== DATA SHOWN

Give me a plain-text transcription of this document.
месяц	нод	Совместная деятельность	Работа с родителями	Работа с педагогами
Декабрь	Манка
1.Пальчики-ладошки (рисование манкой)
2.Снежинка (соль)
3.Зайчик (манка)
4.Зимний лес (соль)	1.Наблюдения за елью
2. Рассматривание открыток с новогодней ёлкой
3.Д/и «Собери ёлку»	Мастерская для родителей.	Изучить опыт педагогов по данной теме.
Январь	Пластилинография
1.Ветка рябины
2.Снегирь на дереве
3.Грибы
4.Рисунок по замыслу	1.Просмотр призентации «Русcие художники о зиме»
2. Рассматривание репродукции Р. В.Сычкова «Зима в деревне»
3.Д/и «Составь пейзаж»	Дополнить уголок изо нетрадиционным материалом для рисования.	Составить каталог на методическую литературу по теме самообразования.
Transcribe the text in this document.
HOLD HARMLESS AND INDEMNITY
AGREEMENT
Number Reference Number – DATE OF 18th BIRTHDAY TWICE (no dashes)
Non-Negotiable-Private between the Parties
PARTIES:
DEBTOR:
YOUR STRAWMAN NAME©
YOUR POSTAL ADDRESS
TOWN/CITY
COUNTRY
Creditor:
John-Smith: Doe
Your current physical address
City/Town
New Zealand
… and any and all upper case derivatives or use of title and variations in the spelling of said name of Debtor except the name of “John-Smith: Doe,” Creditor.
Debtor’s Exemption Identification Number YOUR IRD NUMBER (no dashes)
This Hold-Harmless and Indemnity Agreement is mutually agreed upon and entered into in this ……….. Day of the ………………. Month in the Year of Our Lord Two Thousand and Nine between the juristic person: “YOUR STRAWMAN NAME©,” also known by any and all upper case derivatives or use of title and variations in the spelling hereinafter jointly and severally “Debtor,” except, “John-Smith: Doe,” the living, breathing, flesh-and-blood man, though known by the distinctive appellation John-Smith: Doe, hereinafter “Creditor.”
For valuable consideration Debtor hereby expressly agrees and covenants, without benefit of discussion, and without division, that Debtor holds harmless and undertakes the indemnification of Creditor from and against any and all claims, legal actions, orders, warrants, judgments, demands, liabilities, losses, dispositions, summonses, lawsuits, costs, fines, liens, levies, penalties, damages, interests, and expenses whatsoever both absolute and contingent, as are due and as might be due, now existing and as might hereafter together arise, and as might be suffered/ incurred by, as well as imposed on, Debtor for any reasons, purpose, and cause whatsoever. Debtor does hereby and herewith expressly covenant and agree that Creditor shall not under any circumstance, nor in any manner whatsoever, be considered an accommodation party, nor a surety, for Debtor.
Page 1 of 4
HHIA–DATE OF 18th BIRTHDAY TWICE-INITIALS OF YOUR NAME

====

**WRITTEN TASK:** Across the data, tally the lines containing "TWICE" and give back the number alone.

**SOLUTION BELOW:** 2